*提示された文章*:
ゲーミングハウスは、ゲームのプレイ環境だけでなく選手の生活環境もチームがサポートしやすく、一括でのスケジュール管理や食事の提供などマネジメント面でもメリットがあるため、多くのチームで採用されているシステムです。

 

しかし、最近ではチームが準備する居住地と活動拠点が別の場所にあり、選手が拠点へと毎日“通勤”する「ゲーミングオフィス」制度も増えつつあります。今回はプロゲーマーの世界でも変化しつつある働き方について紹介します。

 

 

プロeスポーツチームが活用するゲーミングシェアハウスは、日本国内でeスポーツが浸透する以前から海外では取り入れられてきたシステムであり、ゲームに適した環境とデバイスを提供するだけでなく、トレーニングジムや専属シェフを完備するなど選手に向けた福利厚生のような側面を持った施設としても活用されてきました。

日本国内では、そこまで充実した施設を準備できるケースは多くはありませんが、それでも選手が一堂に会し、チームが用意した高水準のPCとインターネット回線を使って活動できる施設づくりは一般的になっています。

 

その要因のひとつがチーム競技のeスポーツにおけるコミュニケーションの重要性です。試合や練習自体はオンラインでどこからでも参加可能ではあるものの、作戦会議や試合を振り返っての反省会などは対面形式の方がスムーズなため、ゲーミングハウスを持たないチームも大会前には合宿形式の「ブートキャンプ」を行うなどしてチーム力向上を図っています。

 

 

また、eスポーツでは地域を問わずに選手選考が可能なため遠隔地のプレイヤーや外国人プレイヤーをチームに迎え入れることも珍しくありませんが、その際に個別に居住地を探す手間を省けるメリットもあり、特に外国人選手が来日前に手続きや環境の整備を進められることの安心感は大きいでしょう。冒頭でも述べたように生活のサポートやマネジメント面でも恩恵があり、特に選手の年齢層が若いeスポーツでは私生活のバックアップが充実していることをアピールして未成年の選手をチームに預けてもらうこともあるようです。

*求められる作業*:
上に示したゲーミングハウスについての文章を、最後の文の後から書き継いでください。

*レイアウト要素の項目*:
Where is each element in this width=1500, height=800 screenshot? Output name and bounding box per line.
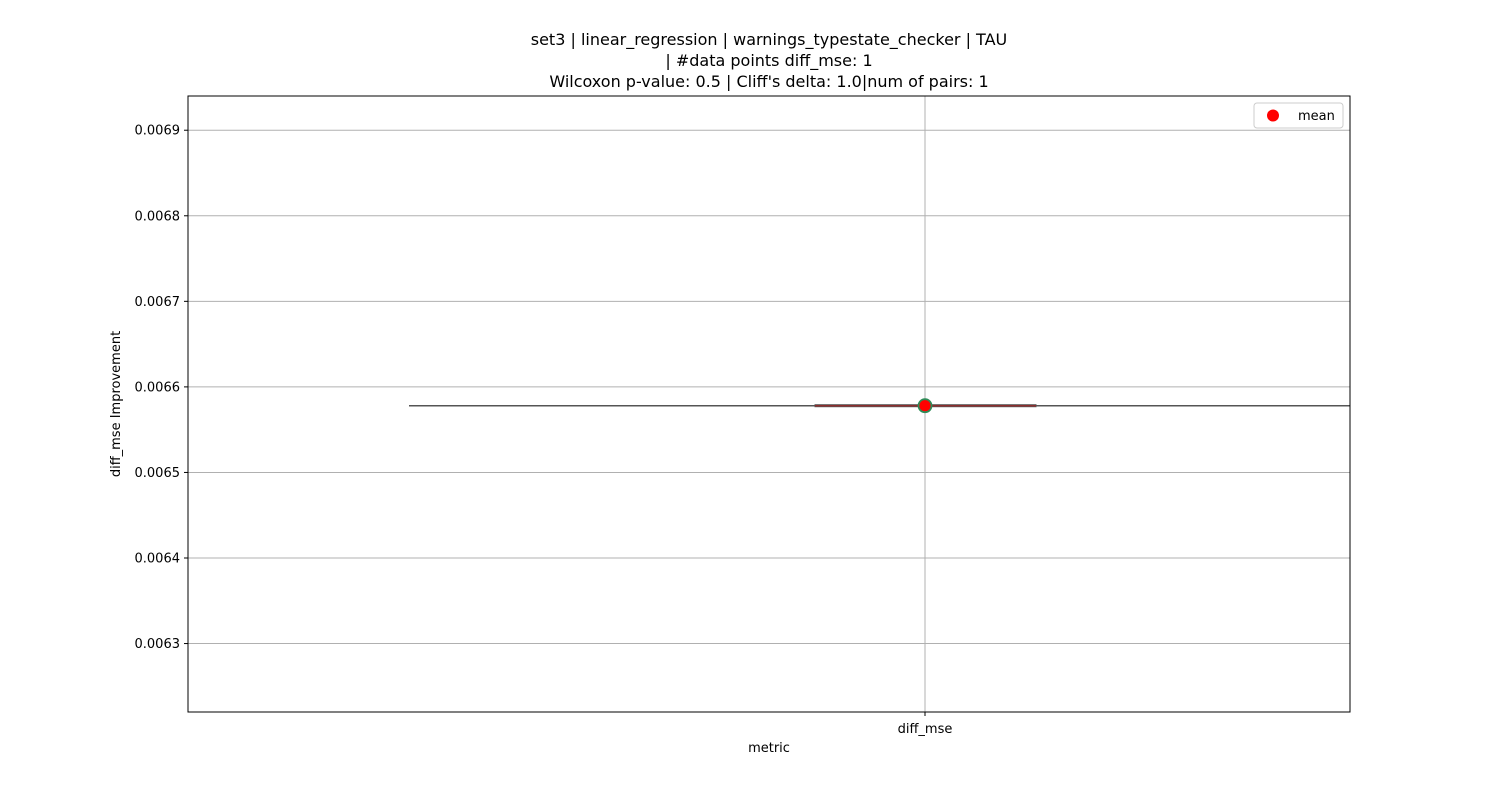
tick-layer: 0.0063 0.0064 0.0065 0.0066 0.0067 0.0068 0.00… <box>135 124 953 737</box>
y-tick-label: 0.0065 <box>135 466 181 481</box>
y-tick-label: 0.0063 <box>135 637 181 652</box>
y-tick-label: 0.0064 <box>135 552 181 567</box>
chart-title-line-3: Wilcoxon p-value: 0.5 | Cliff's delta: 1… <box>549 72 989 91</box>
y-axis-title: diff_mse Improvement <box>109 331 124 477</box>
chart-title-line-1: set3 | linear_regression | warnings_type… <box>530 30 1008 49</box>
plot-frame <box>187 95 1351 713</box>
mean-marker <box>917 398 933 414</box>
x-tick-label: diff_mse <box>898 722 953 737</box>
x-axis-title: metric <box>748 741 790 756</box>
chart-title-line-2: | #data points diff_mse: 1 <box>665 51 873 70</box>
grid-layer <box>188 96 1350 712</box>
y-tick-label: 0.0069 <box>135 124 181 139</box>
legend-box <box>1253 102 1344 129</box>
legend-mean-label: mean <box>1298 109 1335 124</box>
y-tick-label: 0.0067 <box>135 295 181 310</box>
y-tick-label: 0.0066 <box>135 380 181 395</box>
y-tick-label: 0.0068 <box>135 209 181 224</box>
legend-mean-marker <box>1267 109 1279 122</box>
box-layer <box>409 398 1350 414</box>
legend: mean <box>1253 102 1344 129</box>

*演習の結果*:
 

このようにメリットが大きいゲーミングハウスですが、人数分の個室に練習部屋、そして共用スペースを揃えるにはコストも非常に高くなります。オンラインでの練習が十分に可能なネットワーク環境などさまざまな条件を満たす物件は戸建を借りるなどしなければならず、首都圏ではかなり厳しい条件になってしまいます。

 

その点、練習場所と生活拠点を別々にしたゲーミングオフィス制なら練習場としてオフィスを、そして選手の居住用には通常のアパートなどを借りれば実現可能なため、物件のハードルは大きく下がります。

 

チーム運営目線だけでなく選手目線で見ても、オフィス制はゲーミングハウス制に比べるとプライベートが確保されるため、共同生活に不慣れな選手にとっては嬉しい要素になるでしょう。毎日の通勤があることで身だしなみに気を付けるようになったり、職業柄どうしても運動不足に陥りがちな側面の解消を狙ったりと、ゲームのプレイとは直接関係のない要素でも少なからず効果を発揮するとも考えられています。

 

現住所からオフィスへ通勤可能な選手は引っ越しが不要になるというのもメリットのひとつで、チームに所属しながら自分の家を持てるため既婚の選手の家庭も尊重されており、これから活躍する選手の年齢層が高くなると、ゲーミングオフィス制の価値はより高まっていくかも知れません。

 

もちろんオフィス制が一方的に良いというわけではなく、ゲーミングハウス制では毎日の通勤が必要なかったり帰宅用の交通手段を気にせず深夜まで自由に練習が可能だったりと、時間の部分でオフィスに比べて自由度が高いと言え、冒頭で紹介したようなメリットも重視して、まだまだこちらのシステムを採用する例も少なくありません。

 

以前は「eスポーツといえばゲーミングハウス」という風潮も漂いつつありましたが、ここ数年でeスポーツチームにおける拠点の構え方は多様化しています。部門ごとのゲーミングハウスに加えてブートキャンプにも活用できるオフィスを保有している大規模なチームもあれば、オフィス制もシェアハウス制も導入せずに個々人が自宅から活動に参加するチームも珍しくなく、その選択肢はさまざまです。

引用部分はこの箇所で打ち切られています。